DESCRIPTION OF THE TASK:
Can you copy every line of the material below word for word, leaving out the pictures?

DATASET EXTRACT:

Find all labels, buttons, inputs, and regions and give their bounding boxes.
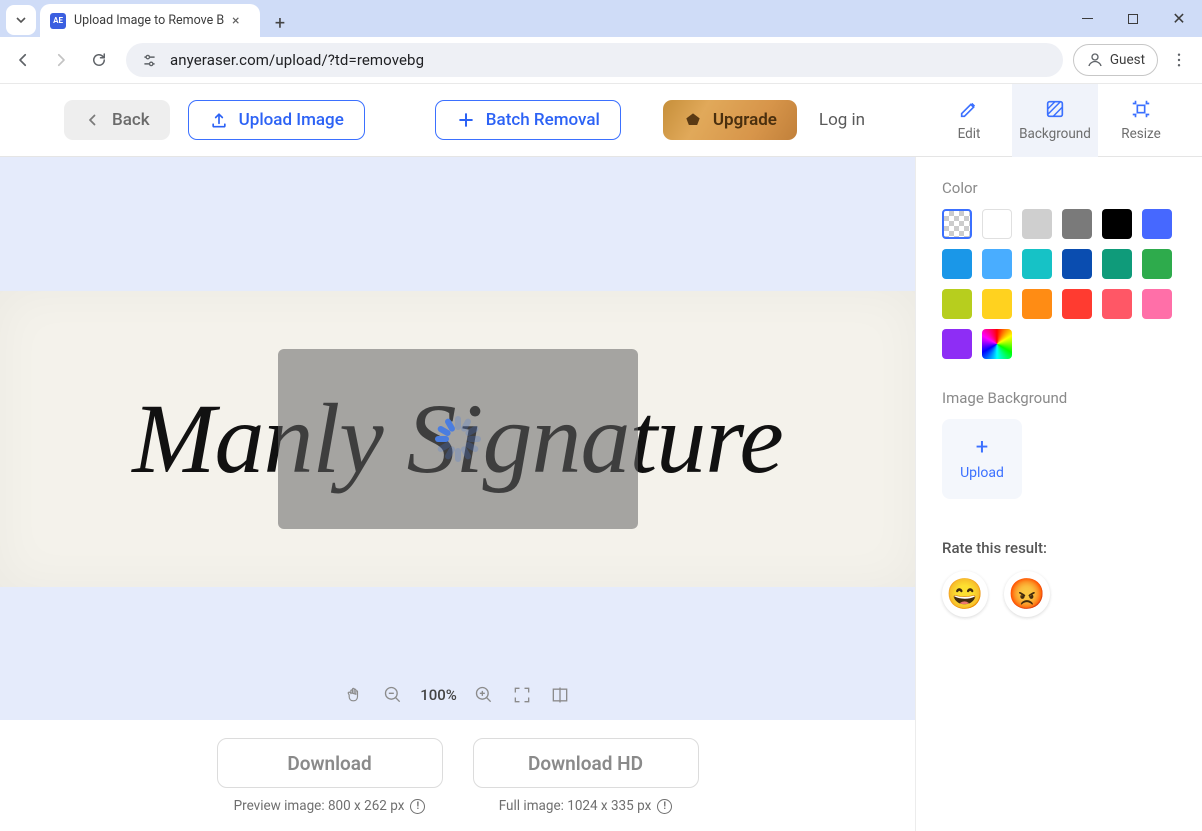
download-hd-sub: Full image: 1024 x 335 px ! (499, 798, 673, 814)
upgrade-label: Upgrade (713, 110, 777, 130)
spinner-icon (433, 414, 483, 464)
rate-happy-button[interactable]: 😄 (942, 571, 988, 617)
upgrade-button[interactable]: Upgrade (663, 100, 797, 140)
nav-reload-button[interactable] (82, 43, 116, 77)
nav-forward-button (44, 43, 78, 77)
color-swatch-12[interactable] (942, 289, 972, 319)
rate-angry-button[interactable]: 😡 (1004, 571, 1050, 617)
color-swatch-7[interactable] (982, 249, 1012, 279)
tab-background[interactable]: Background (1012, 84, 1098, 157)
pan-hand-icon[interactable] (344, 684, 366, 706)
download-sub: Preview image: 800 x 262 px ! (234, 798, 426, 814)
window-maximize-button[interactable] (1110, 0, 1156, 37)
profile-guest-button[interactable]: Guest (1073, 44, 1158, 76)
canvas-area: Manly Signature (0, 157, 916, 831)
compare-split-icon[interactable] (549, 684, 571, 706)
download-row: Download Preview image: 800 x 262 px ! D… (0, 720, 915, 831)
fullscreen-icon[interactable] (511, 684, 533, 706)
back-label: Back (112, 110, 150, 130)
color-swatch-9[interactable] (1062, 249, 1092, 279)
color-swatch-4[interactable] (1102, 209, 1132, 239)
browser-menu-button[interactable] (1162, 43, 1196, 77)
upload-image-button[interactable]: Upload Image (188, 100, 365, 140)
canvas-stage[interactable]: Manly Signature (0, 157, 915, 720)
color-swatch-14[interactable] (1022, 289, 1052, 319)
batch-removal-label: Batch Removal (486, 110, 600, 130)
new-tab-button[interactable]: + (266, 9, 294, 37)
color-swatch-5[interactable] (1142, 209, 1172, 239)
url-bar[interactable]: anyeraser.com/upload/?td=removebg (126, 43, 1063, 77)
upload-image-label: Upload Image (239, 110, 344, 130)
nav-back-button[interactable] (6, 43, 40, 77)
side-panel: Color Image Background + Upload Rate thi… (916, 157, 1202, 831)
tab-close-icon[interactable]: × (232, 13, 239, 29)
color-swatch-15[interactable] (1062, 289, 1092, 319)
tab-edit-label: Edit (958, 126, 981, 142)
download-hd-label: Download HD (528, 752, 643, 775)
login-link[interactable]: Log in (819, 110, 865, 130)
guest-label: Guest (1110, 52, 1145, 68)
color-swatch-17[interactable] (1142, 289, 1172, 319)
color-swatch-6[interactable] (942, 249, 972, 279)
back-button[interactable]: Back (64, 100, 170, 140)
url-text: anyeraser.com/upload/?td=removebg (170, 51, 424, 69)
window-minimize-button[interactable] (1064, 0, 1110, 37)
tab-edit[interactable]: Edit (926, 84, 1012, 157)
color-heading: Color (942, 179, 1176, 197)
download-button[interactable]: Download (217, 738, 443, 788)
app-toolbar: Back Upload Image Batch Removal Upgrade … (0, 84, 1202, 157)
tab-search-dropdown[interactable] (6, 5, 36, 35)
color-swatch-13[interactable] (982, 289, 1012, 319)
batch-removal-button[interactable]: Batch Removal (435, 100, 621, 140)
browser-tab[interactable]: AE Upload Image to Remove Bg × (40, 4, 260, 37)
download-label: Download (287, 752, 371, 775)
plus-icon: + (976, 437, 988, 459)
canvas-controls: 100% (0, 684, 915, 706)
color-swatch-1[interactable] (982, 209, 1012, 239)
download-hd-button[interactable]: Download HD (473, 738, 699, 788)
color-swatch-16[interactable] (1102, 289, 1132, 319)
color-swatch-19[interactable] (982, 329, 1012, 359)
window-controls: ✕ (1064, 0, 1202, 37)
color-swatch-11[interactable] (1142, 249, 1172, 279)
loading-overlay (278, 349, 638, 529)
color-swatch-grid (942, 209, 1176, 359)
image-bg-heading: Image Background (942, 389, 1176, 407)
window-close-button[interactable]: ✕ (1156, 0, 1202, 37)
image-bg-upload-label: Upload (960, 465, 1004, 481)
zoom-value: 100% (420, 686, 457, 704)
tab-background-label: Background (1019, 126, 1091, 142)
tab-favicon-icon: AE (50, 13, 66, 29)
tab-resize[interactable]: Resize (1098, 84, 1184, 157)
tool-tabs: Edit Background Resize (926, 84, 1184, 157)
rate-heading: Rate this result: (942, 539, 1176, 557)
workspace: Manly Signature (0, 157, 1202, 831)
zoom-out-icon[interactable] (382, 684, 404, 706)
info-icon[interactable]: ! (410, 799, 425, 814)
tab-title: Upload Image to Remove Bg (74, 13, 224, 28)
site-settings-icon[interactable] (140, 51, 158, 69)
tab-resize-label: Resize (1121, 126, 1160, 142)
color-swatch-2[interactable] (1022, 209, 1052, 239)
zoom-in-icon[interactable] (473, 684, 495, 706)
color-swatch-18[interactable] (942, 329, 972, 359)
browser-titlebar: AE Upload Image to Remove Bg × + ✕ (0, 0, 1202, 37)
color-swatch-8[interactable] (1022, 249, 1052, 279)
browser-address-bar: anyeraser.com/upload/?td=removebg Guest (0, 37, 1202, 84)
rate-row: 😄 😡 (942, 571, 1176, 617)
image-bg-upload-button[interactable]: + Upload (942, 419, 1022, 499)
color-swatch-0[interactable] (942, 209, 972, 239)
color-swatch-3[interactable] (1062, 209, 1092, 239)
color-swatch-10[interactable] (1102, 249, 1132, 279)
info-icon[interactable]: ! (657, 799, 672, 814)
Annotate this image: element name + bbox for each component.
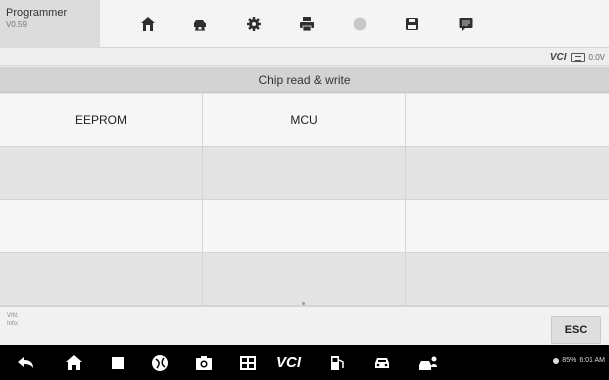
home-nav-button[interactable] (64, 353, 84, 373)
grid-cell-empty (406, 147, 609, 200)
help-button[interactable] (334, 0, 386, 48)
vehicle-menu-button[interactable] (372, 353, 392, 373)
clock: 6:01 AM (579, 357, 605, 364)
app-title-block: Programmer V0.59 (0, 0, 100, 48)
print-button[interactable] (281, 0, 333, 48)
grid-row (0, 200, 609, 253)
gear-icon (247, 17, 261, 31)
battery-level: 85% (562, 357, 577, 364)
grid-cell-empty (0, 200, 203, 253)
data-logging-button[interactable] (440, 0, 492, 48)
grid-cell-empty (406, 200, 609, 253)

WRITTEN RESPONSE:
Find all labels, buttons, inputs, and regions and give their bounding boxes.
download-hd-sub: Full image: 1024 x 335 px ! (499, 798, 673, 814)
upgrade-label: Upgrade (713, 110, 777, 130)
spinner-icon (433, 414, 483, 464)
rate-happy-button[interactable]: 😄 (942, 571, 988, 617)
upgrade-button[interactable]: Upgrade (663, 100, 797, 140)
nav-reload-button[interactable] (82, 43, 116, 77)
nav-forward-button (44, 43, 78, 77)
color-swatch-12[interactable] (942, 289, 972, 319)
rate-angry-button[interactable]: 😡 (1004, 571, 1050, 617)
color-swatch-7[interactable] (982, 249, 1012, 279)
tab-background[interactable]: Background (1012, 84, 1098, 157)
pan-hand-icon[interactable] (344, 684, 366, 706)
download-sub: Preview image: 800 x 262 px ! (234, 798, 426, 814)
window-maximize-button[interactable] (1110, 0, 1156, 37)
profile-guest-button[interactable]: Guest (1073, 44, 1158, 76)
canvas-area: Manly Signature (0, 157, 916, 831)
compare-split-icon[interactable] (549, 684, 571, 706)
download-row: Download Preview image: 800 x 262 px ! D… (0, 720, 915, 831)
fullscreen-icon[interactable] (511, 684, 533, 706)
back-label: Back (112, 110, 150, 130)
color-swatch-9[interactable] (1062, 249, 1092, 279)
color-swatch-4[interactable] (1102, 209, 1132, 239)
browser-menu-button[interactable] (1162, 43, 1196, 77)
upload-image-button[interactable]: Upload Image (188, 100, 365, 140)
canvas-stage[interactable]: Manly Signature (0, 157, 915, 720)
color-swatch-14[interactable] (1022, 289, 1052, 319)
batch-removal-label: Batch Removal (486, 110, 600, 130)
new-tab-button[interactable]: + (266, 9, 294, 37)
color-swatch-5[interactable] (1142, 209, 1172, 239)
url-bar[interactable]: anyeraser.com/upload/?td=removebg (126, 43, 1063, 77)
upload-image-label: Upload Image (239, 110, 344, 130)
nav-back-button[interactable] (6, 43, 40, 77)
side-panel: Color Image Background + Upload Rate thi… (916, 157, 1202, 831)
tab-close-icon[interactable]: × (232, 13, 239, 29)
color-swatch-15[interactable] (1062, 289, 1092, 319)
tab-edit-label: Edit (958, 126, 981, 142)
download-hd-label: Download HD (528, 752, 643, 775)
login-link[interactable]: Log in (819, 110, 865, 130)
guest-label: Guest (1110, 52, 1145, 68)
color-swatch-17[interactable] (1142, 289, 1172, 319)
color-swatch-6[interactable] (942, 249, 972, 279)
back-button[interactable]: Back (64, 100, 170, 140)
url-text: anyeraser.com/upload/?td=removebg (170, 51, 424, 69)
window-minimize-button[interactable] (1064, 0, 1110, 37)
tab-edit[interactable]: Edit (926, 84, 1012, 157)
color-heading: Color (942, 179, 1176, 197)
download-button[interactable]: Download (217, 738, 443, 788)
app-toolbar: Back Upload Image Batch Removal Upgrade … (0, 84, 1202, 157)
tab-search-dropdown[interactable] (6, 5, 36, 35)
color-swatch-13[interactable] (982, 289, 1012, 319)
batch-removal-button[interactable]: Batch Removal (435, 100, 621, 140)
browser-tab[interactable]: AE Upload Image to Remove Bg × (40, 4, 260, 37)
download-label: Download (287, 752, 371, 775)
plus-icon: + (976, 437, 988, 459)
canvas-controls: 100% (0, 684, 915, 706)
color-swatch-1[interactable] (982, 209, 1012, 239)
download-hd-button[interactable]: Download HD (473, 738, 699, 788)
color-swatch-16[interactable] (1102, 289, 1132, 319)
color-swatch-19[interactable] (982, 329, 1012, 359)
window-controls: ✕ (1064, 0, 1202, 37)
color-swatch-11[interactable] (1142, 249, 1172, 279)
loading-overlay (278, 349, 638, 529)
color-swatch-grid (942, 209, 1176, 359)
image-bg-heading: Image Background (942, 389, 1176, 407)
window-close-button[interactable]: ✕ (1156, 0, 1202, 37)
image-bg-upload-label: Upload (960, 465, 1004, 481)
zoom-value: 100% (420, 686, 457, 704)
tab-background-label: Background (1019, 126, 1091, 142)
tab-favicon-icon: AE (50, 13, 66, 29)
tab-resize[interactable]: Resize (1098, 84, 1184, 157)
tool-tabs: Edit Background Resize (926, 84, 1184, 157)
rate-heading: Rate this result: (942, 539, 1176, 557)
workspace: Manly Signature (0, 157, 1202, 831)
zoom-out-icon[interactable] (382, 684, 404, 706)
info-icon[interactable]: ! (410, 799, 425, 814)
tab-title: Upload Image to Remove Bg (74, 13, 224, 28)
site-settings-icon[interactable] (140, 51, 158, 69)
tab-resize-label: Resize (1121, 126, 1160, 142)
color-swatch-2[interactable] (1022, 209, 1052, 239)
zoom-in-icon[interactable] (473, 684, 495, 706)
color-swatch-18[interactable] (942, 329, 972, 359)
browser-titlebar: AE Upload Image to Remove Bg × + ✕ (0, 0, 1202, 37)
color-swatch-8[interactable] (1022, 249, 1052, 279)
browser-address-bar: anyeraser.com/upload/?td=removebg Guest (0, 37, 1202, 84)
rate-row: 😄 😡 (942, 571, 1176, 617)
image-bg-upload-button[interactable]: + Upload (942, 419, 1022, 499)
color-swatch-0[interactable] (942, 209, 972, 239)
color-swatch-3[interactable] (1062, 209, 1092, 239)
color-swatch-10[interactable] (1102, 249, 1132, 279)
info-icon[interactable]: ! (657, 799, 672, 814)
Annotate this image: element name + bbox for each component.
home-nav-button[interactable] (64, 353, 84, 373)
grid-cell-empty (406, 147, 609, 200)
help-button[interactable] (334, 0, 386, 48)
vehicle-menu-button[interactable] (372, 353, 392, 373)
clock: 6:01 AM (579, 357, 605, 364)
app-title-block: Programmer V0.59 (0, 0, 100, 48)
print-button[interactable] (281, 0, 333, 48)
grid-row (0, 200, 609, 253)
gear-icon (247, 17, 261, 31)
battery-level: 85% (562, 357, 577, 364)
grid-cell-empty (0, 200, 203, 253)
data-logging-button[interactable] (440, 0, 492, 48)
grid-cell-empty (406, 200, 609, 253)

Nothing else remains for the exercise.